# Stated task:
Quote, without change, all of the lines that follow.

# Dataset records:
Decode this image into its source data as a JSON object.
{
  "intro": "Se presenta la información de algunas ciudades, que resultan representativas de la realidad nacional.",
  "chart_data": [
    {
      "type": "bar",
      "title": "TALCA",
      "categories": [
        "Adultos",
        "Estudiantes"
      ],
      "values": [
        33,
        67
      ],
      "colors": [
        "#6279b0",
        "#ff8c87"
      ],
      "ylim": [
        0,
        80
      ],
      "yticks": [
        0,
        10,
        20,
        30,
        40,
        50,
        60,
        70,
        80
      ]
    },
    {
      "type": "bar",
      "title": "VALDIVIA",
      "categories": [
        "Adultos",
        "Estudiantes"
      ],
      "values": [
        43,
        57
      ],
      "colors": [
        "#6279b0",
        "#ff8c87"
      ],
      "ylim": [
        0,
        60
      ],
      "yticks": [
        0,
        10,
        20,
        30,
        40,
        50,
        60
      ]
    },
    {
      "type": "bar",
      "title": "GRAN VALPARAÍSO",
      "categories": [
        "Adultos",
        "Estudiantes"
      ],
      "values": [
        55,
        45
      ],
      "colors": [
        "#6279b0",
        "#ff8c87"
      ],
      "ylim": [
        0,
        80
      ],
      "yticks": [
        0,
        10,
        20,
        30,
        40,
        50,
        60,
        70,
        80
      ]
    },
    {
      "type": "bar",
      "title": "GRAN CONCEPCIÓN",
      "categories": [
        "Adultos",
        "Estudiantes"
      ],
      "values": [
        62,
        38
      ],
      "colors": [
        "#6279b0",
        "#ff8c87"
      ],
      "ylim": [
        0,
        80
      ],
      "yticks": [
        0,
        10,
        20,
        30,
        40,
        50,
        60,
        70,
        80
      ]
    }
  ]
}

# Result of this task:
Decode this image into its source data as a JSON object.
{
  "intro": "Se presenta la información de algunas ciudades, que resultan representativas de la realidad nacional.",
  "chart_data": [
    {
      "type": "bar",
      "title": "TALCA",
      "categories": [
        "Adultos",
        "Estudiantes"
      ],
      "values": [
        33,
        67
      ],
      "colors": [
        "#6279b0",
        "#ff8c87"
      ],
      "ylim": [
        0,
        80
      ],
      "yticks": [
        0,
        10,
        20,
        30,
        40,
        50,
        60,
        70,
        80
      ]
    },
    {
      "type": "bar",
      "title": "VALDIVIA",
      "categories": [
        "Adultos",
        "Estudiantes"
      ],
      "values": [
        43,
        57
      ],
      "colors": [
        "#6279b0",
        "#ff8c87"
      ],
      "ylim": [
        0,
        60
      ],
      "yticks": [
        0,
        10,
        20,
        30,
        40,
        50,
        60
      ]
    },
    {
      "type": "bar",
      "title": "GRAN VALPARAÍSO",
      "categories": [
        "Adultos",
        "Estudiantes"
      ],
      "values": [
        55,
        45
      ],
      "colors": [
        "#6279b0",
        "#ff8c87"
      ],
      "ylim": [
        0,
        80
      ],
      "yticks": [
        0,
        10,
        20,
        30,
        40,
        50,
        60,
        70,
        80
      ]
    },
    {
      "type": "bar",
      "title": "GRAN CONCEPCIÓN",
      "categories": [
        "Adultos",
        "Estudiantes"
      ],
      "values": [
        62,
        38
      ],
      "colors": [
        "#6279b0",
        "#ff8c87"
      ],
      "ylim": [
        0,
        80
      ],
      "yticks": [
        0,
        10,
        20,
        30,
        40,
        50,
        60,
        70,
        80
      ]
    }
  ]
}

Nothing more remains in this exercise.